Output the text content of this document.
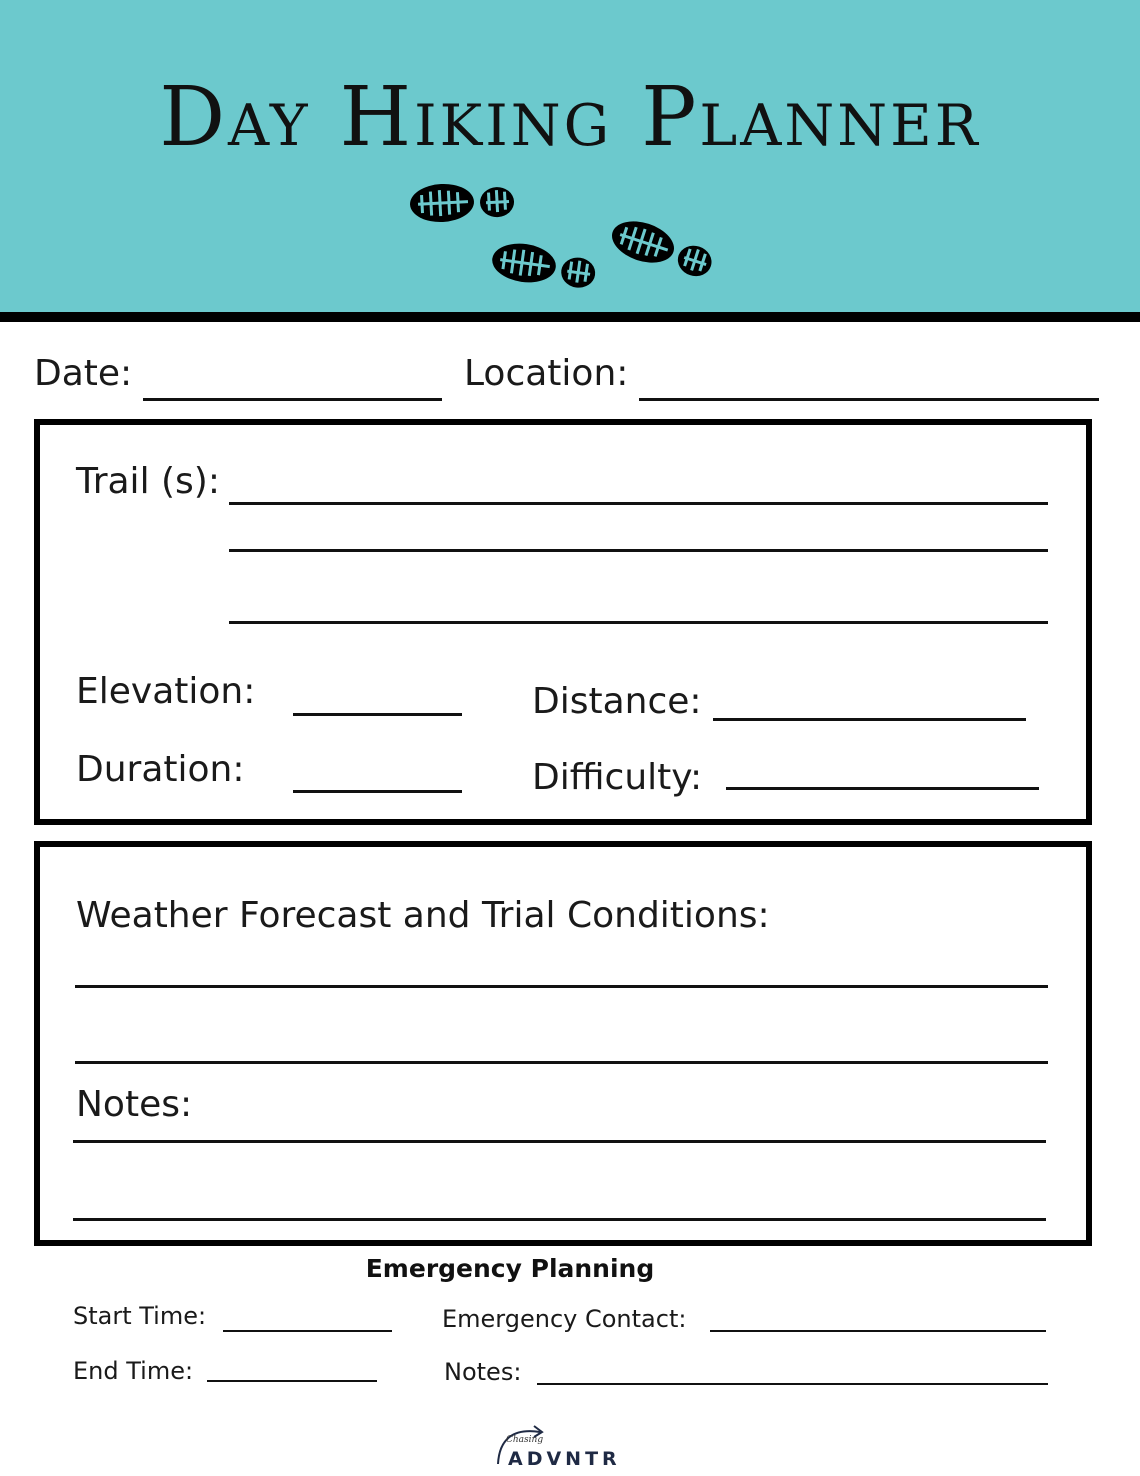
Day Hiking Planner
Date:	Location:
Trail (s):
Elevation:	Distance:
Duration:	Difficulty:
Weather Forecast and Trial Conditions:
Notes:
Emergency Planning
Start Time:	Emergency Contact:
End Time:	Notes:
Chasing
ADVNTR
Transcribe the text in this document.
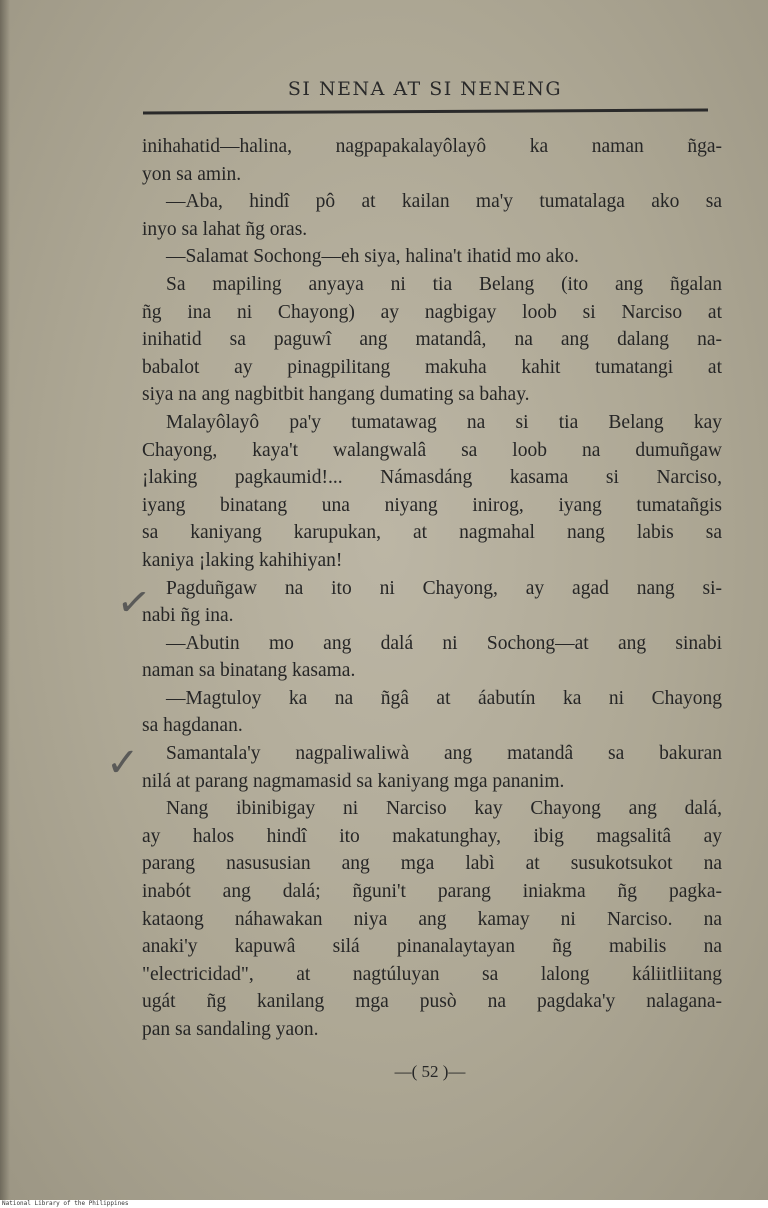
SI NENA AT SI NENENG
inihahatid—halina, nagpapakalayôlayô ka naman ñga-
yon sa amin.
—Aba, hindî pô at kailan ma'y tumatalaga ako sa
inyo sa lahat ñg oras.
—Salamat Sochong—eh siya, halina't ihatid mo ako.
Sa mapiling anyaya ni tia Belang (ito ang ñgalan
ñg ina ni Chayong) ay nagbigay loob si Narciso at
inihatid sa paguwî ang matandâ, na ang dalang na-
babalot ay pinagpilitang makuha kahit tumatangi at
siya na ang nagbitbit hangang dumating sa bahay.
Malayôlayô pa'y tumatawag na si tia Belang kay
Chayong, kaya't walangwalâ sa loob na dumuñgaw
¡laking pagkaumid!... Námasdáng kasama si Narciso,
iyang binatang una niyang inirog, iyang tumatañgis
sa kaniyang karupukan, at nagmahal nang labis sa
kaniya ¡laking kahihiyan!
Pagduñgaw na ito ni Chayong, ay agad nang si-
nabi ñg ina.
—Abutin mo ang dalá ni Sochong—at ang sinabi
naman sa binatang kasama.
—Magtuloy ka na ñgâ at áabutín ka ni Chayong
sa hagdanan.
Samantala'y nagpaliwaliwà ang matandâ sa bakuran
nilá at parang nagmamasid sa kaniyang mga pananim.
Nang ibinibigay ni Narciso kay Chayong ang dalá,
ay halos hindî ito makatunghay, ibig magsalitâ ay
parang nasususian ang mga labì at susukotsukot na
inabót ang dalá; ñguni't parang iniakma ñg pagka-
kataong náhawakan niya ang kamay ni Narciso. na
anaki'y kapuwâ silá pinanalaytayan ñg mabilis na
"electricidad", at nagtúluyan sa lalong káliitliitang
ugát ñg kanilang mga pusò na pagdaka'y nalagana-
pan sa sandaling yaon.
✓
✓
—( 52 )—
National Library of the Philippines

━━━━━━

:: DESCRIPTION OF THE TASK ::
Copy verbatim the span that begins at the line containing "Transcribe the text in this document." and ends at the last line of the material, inclusive of both; exclude pictures.

:: OUTPUT OF THE TASK ::
Transcribe the text in this document.
SI NENA AT SI NENENG
inihahatid—halina, nagpapakalayôlayô ka naman ñga-
yon sa amin.
—Aba, hindî pô at kailan ma'y tumatalaga ako sa
inyo sa lahat ñg oras.
—Salamat Sochong—eh siya, halina't ihatid mo ako.
Sa mapiling anyaya ni tia Belang (ito ang ñgalan
ñg ina ni Chayong) ay nagbigay loob si Narciso at
inihatid sa paguwî ang matandâ, na ang dalang na-
babalot ay pinagpilitang makuha kahit tumatangi at
siya na ang nagbitbit hangang dumating sa bahay.
Malayôlayô pa'y tumatawag na si tia Belang kay
Chayong, kaya't walangwalâ sa loob na dumuñgaw
¡laking pagkaumid!... Námasdáng kasama si Narciso,
iyang binatang una niyang inirog, iyang tumatañgis
sa kaniyang karupukan, at nagmahal nang labis sa
kaniya ¡laking kahihiyan!
Pagduñgaw na ito ni Chayong, ay agad nang si-
nabi ñg ina.
—Abutin mo ang dalá ni Sochong—at ang sinabi
naman sa binatang kasama.
—Magtuloy ka na ñgâ at áabutín ka ni Chayong
sa hagdanan.
Samantala'y nagpaliwaliwà ang matandâ sa bakuran
nilá at parang nagmamasid sa kaniyang mga pananim.
Nang ibinibigay ni Narciso kay Chayong ang dalá,
ay halos hindî ito makatunghay, ibig magsalitâ ay
parang nasususian ang mga labì at susukotsukot na
inabót ang dalá; ñguni't parang iniakma ñg pagka-
kataong náhawakan niya ang kamay ni Narciso. na
anaki'y kapuwâ silá pinanalaytayan ñg mabilis na
"electricidad", at nagtúluyan sa lalong káliitliitang
ugát ñg kanilang mga pusò na pagdaka'y nalagana-
pan sa sandaling yaon.
✓
✓
—( 52 )—
National Library of the Philippines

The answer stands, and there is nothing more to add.